Problem statement: List each line holding the string "JSON".

[Raw records]
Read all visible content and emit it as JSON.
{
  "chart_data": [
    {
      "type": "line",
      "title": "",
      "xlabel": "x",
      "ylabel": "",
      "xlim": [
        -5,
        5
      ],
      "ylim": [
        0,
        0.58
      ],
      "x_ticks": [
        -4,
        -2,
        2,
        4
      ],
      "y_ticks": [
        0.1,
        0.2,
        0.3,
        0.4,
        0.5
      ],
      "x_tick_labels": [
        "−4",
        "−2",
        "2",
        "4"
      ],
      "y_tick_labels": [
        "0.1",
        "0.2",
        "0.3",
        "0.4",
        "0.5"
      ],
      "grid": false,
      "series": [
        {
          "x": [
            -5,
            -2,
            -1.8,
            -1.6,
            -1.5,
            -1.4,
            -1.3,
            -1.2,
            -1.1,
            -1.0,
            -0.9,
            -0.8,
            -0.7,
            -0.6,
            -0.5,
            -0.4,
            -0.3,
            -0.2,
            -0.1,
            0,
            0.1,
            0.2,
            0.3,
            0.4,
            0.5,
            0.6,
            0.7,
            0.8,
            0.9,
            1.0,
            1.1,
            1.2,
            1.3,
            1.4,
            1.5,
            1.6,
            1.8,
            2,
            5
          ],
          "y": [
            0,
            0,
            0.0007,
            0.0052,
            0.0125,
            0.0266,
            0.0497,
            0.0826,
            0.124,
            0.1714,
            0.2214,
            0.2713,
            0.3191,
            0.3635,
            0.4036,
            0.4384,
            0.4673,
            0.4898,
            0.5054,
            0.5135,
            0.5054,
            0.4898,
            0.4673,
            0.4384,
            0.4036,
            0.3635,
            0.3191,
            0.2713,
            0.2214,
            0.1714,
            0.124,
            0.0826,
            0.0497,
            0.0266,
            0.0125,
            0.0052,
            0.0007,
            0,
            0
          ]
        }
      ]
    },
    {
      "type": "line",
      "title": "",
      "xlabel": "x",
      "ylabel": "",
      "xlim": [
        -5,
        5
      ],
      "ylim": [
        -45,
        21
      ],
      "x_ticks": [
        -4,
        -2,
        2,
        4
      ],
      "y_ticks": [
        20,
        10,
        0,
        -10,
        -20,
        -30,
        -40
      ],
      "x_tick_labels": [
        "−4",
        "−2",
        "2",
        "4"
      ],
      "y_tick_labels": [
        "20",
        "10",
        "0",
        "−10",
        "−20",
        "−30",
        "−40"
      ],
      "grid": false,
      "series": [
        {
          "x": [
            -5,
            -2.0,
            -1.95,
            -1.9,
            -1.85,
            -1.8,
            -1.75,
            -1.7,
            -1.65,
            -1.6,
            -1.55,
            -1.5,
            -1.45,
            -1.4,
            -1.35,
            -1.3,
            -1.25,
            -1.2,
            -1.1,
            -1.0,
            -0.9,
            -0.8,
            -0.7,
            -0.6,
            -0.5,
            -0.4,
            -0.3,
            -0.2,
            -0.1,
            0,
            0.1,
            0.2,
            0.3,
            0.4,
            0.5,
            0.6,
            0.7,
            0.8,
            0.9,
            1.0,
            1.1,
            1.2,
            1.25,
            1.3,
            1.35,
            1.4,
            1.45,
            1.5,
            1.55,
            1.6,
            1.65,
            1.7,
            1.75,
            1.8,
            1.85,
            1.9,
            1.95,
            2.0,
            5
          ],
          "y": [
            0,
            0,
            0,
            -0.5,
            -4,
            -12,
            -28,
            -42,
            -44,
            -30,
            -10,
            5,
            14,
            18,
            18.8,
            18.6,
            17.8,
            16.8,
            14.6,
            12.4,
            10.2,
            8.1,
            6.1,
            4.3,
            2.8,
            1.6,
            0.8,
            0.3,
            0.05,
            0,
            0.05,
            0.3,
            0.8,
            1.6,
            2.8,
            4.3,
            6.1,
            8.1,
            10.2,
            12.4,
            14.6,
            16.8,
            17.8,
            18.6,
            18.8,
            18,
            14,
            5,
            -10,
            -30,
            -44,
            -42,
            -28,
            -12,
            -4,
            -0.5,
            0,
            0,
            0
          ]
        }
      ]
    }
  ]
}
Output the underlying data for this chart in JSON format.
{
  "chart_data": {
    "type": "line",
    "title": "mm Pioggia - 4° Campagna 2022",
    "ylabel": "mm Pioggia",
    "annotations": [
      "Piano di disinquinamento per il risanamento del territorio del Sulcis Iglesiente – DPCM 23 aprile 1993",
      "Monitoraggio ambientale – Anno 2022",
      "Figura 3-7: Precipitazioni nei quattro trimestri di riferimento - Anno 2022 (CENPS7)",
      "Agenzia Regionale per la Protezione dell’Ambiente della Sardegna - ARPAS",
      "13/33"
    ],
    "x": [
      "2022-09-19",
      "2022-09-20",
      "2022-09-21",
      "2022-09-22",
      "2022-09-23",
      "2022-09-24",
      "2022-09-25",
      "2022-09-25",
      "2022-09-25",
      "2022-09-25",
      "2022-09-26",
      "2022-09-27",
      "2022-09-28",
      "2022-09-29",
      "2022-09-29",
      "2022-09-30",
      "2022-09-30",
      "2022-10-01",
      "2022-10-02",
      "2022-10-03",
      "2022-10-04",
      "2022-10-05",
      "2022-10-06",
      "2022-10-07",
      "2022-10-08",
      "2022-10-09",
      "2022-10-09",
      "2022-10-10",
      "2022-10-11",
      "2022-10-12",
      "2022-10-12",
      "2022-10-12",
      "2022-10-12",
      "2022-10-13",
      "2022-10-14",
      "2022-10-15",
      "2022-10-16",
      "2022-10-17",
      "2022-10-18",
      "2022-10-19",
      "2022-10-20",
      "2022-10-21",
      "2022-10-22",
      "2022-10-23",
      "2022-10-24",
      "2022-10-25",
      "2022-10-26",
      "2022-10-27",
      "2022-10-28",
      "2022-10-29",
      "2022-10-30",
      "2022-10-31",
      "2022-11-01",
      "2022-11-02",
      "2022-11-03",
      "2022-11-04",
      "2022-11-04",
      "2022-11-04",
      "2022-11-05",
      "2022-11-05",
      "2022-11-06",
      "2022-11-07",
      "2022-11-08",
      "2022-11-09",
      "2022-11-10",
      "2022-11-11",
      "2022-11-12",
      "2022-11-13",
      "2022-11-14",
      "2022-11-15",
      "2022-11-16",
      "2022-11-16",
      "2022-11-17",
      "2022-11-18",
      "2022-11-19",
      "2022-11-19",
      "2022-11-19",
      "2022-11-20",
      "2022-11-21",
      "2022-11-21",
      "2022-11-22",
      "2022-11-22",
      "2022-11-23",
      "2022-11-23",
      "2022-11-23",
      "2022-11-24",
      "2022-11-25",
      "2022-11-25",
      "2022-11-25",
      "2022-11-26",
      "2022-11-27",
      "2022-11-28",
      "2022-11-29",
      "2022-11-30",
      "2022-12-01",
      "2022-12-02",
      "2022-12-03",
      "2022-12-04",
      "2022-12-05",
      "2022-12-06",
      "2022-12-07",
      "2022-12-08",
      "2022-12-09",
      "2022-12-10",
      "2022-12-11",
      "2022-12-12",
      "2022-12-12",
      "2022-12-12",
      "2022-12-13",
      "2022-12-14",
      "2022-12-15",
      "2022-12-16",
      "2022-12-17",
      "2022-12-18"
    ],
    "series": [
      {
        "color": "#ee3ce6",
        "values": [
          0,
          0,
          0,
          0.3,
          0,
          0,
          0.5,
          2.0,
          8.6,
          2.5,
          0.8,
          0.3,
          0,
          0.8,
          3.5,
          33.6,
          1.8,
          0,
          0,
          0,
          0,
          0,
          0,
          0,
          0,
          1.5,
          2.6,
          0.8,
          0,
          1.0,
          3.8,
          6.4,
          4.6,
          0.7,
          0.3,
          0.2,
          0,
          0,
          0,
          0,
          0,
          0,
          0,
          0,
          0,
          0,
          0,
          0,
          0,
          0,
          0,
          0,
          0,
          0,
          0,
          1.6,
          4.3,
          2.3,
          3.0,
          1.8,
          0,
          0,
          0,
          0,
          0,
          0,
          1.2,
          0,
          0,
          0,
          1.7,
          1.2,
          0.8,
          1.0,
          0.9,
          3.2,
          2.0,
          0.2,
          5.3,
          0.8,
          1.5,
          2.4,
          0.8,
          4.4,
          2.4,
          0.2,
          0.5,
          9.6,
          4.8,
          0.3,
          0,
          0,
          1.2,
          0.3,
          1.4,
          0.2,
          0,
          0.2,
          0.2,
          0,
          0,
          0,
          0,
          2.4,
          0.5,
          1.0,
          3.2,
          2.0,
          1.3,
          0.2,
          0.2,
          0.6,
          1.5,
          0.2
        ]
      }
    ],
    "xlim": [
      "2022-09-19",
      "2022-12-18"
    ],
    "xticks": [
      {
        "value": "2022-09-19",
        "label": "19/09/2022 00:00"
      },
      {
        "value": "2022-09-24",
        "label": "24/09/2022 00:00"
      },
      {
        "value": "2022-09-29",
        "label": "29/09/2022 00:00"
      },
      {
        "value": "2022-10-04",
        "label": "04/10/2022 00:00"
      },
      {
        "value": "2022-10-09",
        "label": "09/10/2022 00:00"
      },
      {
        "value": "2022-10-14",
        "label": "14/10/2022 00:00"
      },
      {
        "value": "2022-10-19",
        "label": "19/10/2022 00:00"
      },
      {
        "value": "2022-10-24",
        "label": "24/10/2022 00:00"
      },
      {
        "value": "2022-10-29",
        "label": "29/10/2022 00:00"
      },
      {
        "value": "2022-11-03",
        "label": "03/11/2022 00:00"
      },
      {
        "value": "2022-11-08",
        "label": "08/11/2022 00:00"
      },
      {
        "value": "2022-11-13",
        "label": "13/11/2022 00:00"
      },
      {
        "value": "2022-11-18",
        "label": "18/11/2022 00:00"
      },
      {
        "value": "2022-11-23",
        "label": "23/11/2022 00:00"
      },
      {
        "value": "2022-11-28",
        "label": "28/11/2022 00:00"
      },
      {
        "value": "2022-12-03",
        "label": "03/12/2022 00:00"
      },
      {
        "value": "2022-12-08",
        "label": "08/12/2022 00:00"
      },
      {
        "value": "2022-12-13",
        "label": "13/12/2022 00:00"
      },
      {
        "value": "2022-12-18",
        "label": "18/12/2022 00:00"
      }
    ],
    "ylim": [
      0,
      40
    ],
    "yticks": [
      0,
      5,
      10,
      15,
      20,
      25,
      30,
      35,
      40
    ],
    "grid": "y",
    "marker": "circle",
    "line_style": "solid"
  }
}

The answer:
Read all visible content and emit it as JSON.
Output the underlying data for this chart in JSON format.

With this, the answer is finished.